_Given information:_
== == ==
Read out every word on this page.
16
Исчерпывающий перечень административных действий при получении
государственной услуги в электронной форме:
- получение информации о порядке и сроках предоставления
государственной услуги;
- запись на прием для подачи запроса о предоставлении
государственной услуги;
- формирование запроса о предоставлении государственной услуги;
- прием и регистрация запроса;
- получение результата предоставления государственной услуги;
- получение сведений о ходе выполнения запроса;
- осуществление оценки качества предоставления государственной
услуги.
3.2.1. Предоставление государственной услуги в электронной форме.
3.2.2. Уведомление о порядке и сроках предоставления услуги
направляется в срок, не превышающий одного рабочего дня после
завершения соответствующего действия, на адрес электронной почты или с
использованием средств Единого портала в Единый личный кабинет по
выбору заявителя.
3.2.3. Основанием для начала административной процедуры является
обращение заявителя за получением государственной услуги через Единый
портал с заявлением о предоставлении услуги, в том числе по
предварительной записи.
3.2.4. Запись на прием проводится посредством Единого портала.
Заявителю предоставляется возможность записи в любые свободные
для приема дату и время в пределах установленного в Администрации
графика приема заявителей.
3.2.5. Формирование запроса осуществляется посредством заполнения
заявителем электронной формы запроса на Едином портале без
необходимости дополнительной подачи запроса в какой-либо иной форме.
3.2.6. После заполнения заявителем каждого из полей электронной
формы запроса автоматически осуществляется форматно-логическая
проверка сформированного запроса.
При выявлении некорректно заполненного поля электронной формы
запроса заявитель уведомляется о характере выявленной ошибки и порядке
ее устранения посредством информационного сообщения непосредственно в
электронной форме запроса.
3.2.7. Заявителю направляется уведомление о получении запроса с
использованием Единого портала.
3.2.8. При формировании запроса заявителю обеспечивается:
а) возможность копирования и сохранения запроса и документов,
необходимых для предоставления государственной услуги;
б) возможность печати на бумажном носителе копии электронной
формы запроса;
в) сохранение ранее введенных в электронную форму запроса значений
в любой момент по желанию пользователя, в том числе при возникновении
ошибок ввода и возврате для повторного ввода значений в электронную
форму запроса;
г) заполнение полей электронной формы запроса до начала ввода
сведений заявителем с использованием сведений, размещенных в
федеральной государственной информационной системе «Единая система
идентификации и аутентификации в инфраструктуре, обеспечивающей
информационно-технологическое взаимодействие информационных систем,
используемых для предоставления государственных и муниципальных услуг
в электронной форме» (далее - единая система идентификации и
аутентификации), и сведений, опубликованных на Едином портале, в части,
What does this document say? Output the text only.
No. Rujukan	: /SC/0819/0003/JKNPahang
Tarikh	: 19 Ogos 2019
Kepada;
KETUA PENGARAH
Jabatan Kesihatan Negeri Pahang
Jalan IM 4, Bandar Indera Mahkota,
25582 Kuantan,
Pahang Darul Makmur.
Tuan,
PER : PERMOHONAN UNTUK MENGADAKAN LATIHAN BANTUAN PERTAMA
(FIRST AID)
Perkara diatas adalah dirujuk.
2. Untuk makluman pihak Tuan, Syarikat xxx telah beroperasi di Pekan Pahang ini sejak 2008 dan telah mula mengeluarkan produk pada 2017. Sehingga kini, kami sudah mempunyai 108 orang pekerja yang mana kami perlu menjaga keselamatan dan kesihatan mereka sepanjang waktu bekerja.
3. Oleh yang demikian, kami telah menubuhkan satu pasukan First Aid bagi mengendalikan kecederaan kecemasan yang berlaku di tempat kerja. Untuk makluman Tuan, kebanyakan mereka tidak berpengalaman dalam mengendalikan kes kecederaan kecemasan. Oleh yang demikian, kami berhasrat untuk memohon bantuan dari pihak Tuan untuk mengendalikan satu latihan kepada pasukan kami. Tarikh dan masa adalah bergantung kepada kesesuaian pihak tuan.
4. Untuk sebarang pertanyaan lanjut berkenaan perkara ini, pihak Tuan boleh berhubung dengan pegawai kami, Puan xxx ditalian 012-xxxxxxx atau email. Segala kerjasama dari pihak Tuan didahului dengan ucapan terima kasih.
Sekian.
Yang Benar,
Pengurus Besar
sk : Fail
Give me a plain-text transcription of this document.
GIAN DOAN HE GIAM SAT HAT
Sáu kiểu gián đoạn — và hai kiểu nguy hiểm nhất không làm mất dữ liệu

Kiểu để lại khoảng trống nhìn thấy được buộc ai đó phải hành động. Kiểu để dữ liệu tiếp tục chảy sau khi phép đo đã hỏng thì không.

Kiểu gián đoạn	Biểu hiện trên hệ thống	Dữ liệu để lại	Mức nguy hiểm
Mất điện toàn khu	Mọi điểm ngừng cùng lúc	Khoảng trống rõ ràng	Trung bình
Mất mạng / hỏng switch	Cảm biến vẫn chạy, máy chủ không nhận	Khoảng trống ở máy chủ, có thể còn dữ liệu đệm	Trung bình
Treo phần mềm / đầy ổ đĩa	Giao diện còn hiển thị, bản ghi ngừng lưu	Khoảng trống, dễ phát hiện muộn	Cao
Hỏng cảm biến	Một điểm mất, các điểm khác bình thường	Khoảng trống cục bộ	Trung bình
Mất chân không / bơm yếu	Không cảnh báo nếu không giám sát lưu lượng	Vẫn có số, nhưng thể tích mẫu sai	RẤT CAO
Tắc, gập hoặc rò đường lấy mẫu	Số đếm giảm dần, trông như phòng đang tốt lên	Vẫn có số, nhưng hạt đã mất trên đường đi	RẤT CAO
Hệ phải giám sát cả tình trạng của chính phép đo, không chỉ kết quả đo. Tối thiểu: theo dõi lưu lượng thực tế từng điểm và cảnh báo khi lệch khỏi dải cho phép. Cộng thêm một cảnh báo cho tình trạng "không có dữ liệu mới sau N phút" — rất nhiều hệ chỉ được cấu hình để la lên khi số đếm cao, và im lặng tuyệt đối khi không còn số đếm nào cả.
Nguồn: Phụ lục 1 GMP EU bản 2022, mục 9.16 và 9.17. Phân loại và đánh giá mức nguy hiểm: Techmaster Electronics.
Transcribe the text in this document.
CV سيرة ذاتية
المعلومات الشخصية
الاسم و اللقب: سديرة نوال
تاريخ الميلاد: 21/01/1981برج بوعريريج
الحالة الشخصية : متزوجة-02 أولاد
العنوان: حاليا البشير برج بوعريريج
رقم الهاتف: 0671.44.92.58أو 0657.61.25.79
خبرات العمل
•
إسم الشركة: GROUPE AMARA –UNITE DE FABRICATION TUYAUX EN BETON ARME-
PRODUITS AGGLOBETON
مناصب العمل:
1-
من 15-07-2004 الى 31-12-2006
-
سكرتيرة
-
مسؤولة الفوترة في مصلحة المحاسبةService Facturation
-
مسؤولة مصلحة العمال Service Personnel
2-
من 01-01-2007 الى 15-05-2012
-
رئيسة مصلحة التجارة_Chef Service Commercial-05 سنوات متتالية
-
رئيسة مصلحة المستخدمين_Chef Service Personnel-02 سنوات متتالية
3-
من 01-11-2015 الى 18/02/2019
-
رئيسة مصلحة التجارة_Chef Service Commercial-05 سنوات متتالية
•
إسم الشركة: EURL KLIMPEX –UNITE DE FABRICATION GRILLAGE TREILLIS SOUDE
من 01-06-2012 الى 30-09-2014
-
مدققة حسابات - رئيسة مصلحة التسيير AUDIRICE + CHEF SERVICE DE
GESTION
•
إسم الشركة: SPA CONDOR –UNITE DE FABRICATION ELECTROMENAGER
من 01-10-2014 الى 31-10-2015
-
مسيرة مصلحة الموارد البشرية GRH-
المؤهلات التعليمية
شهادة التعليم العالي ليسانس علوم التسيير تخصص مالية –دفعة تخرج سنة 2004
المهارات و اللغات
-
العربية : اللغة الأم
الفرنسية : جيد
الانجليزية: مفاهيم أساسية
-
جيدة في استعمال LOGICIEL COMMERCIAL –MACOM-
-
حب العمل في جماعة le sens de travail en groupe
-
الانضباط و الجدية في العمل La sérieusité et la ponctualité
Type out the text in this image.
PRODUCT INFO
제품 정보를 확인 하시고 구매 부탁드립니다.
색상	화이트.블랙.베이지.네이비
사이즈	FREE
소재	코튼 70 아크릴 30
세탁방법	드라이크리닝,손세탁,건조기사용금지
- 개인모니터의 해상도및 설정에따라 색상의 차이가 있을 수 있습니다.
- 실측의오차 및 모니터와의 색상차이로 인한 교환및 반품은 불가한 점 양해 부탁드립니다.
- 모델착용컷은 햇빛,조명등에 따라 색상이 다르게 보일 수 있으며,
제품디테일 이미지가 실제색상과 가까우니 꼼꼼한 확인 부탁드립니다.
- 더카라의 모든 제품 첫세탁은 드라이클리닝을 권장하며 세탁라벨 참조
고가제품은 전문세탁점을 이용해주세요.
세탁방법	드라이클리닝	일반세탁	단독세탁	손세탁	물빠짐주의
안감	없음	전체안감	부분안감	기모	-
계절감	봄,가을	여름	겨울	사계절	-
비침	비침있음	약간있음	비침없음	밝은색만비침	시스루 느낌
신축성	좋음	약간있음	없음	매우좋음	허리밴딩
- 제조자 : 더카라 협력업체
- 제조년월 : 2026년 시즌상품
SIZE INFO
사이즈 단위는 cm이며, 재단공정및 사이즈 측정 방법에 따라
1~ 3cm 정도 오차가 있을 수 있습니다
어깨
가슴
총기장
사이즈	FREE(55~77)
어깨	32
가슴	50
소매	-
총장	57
== == ==
_Task to complete:_ Collect the lines of the records that include the string "предоставления".

_The response:_
- получение информации о порядке и сроках предоставления
- получение результата предоставления государственной услуги;
- осуществление оценки качества предоставления государственной
3.2.2. Уведомление о порядке и сроках предоставления услуги
необходимых для предоставления государственной услуги;
используемых для предоставления государственных и муниципальных услуг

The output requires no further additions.